**Listado:**
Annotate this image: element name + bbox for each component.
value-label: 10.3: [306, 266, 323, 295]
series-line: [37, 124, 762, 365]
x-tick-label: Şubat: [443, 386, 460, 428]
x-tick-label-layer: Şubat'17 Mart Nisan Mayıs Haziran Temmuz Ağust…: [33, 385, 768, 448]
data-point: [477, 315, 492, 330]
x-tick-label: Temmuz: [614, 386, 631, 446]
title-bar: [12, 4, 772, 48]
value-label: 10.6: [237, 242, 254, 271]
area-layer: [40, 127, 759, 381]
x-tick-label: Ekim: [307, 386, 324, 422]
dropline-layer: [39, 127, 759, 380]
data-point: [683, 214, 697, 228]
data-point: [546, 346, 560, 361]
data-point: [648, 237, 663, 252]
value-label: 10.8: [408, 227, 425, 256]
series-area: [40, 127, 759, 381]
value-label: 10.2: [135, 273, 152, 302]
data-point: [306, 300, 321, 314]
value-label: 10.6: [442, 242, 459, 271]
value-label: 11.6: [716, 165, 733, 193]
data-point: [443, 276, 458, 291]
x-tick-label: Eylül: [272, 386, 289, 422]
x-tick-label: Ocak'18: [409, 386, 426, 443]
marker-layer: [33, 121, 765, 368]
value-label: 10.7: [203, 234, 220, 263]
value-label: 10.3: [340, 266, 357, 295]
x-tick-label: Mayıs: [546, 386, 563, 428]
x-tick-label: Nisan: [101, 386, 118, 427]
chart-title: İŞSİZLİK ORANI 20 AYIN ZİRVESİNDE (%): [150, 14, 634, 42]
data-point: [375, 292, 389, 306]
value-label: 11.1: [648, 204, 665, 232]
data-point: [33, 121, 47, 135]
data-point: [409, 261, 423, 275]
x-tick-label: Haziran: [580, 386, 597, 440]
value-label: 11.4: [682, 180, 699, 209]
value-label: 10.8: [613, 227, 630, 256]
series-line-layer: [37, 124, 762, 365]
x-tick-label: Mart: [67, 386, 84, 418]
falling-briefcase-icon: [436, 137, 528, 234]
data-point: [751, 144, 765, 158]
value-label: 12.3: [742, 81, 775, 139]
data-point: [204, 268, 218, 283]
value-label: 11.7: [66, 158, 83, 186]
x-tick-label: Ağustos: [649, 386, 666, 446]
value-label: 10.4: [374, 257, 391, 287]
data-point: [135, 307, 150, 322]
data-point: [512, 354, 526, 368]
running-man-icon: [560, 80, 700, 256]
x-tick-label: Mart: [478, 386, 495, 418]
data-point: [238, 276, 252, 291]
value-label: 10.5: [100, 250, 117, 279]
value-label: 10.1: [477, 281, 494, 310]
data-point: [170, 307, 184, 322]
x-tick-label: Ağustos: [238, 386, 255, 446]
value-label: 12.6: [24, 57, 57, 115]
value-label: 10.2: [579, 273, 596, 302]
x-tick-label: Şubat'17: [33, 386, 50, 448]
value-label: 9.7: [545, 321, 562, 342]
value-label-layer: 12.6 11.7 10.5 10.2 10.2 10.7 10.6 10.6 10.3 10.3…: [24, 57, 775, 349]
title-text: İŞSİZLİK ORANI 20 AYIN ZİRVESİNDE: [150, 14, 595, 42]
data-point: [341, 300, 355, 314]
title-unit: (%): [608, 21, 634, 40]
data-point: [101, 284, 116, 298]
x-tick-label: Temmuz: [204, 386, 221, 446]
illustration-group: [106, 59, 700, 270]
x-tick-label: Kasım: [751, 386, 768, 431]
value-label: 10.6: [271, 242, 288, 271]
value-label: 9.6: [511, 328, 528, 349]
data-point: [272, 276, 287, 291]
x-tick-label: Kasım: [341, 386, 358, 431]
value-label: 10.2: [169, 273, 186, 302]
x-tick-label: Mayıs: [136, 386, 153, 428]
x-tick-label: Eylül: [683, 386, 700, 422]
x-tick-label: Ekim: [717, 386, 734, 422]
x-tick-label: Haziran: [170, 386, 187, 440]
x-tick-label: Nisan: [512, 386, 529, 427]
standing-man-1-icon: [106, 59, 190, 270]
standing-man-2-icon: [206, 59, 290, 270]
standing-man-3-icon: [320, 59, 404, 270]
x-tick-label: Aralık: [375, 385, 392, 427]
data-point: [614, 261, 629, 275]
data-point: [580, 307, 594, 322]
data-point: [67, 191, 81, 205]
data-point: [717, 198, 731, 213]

---

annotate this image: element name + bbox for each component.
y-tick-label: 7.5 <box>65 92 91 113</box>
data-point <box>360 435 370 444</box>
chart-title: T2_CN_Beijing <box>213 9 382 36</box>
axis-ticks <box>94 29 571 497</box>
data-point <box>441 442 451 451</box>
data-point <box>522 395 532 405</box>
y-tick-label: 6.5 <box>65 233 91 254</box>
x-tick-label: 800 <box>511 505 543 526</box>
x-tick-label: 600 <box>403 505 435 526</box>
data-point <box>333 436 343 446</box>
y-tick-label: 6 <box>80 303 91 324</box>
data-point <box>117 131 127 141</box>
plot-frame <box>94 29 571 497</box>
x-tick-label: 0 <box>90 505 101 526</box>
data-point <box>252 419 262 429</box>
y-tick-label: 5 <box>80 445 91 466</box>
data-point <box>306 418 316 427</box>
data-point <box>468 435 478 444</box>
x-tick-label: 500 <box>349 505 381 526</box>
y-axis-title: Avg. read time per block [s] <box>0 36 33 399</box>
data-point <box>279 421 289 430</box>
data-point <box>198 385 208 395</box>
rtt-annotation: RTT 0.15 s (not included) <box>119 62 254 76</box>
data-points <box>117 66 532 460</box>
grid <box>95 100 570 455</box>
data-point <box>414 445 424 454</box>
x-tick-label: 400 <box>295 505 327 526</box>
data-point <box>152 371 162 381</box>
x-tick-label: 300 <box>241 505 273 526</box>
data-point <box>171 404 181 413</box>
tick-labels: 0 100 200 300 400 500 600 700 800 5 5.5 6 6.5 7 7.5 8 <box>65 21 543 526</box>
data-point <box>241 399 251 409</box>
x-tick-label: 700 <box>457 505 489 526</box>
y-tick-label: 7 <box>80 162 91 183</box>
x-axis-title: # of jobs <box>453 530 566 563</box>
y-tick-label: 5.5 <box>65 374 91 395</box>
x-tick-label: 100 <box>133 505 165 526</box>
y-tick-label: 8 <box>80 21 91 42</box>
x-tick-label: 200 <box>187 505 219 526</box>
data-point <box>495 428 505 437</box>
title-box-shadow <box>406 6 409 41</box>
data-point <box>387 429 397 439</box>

**Objetivo:**
Reúne todas las líneas del listado de arriba en las que aparezca la palabra "element" y cópialas sin cambios.

**Respuesta correcta:**
Annotate this image: element name + bbox for each component.
annotate this image: element name + bbox for each component.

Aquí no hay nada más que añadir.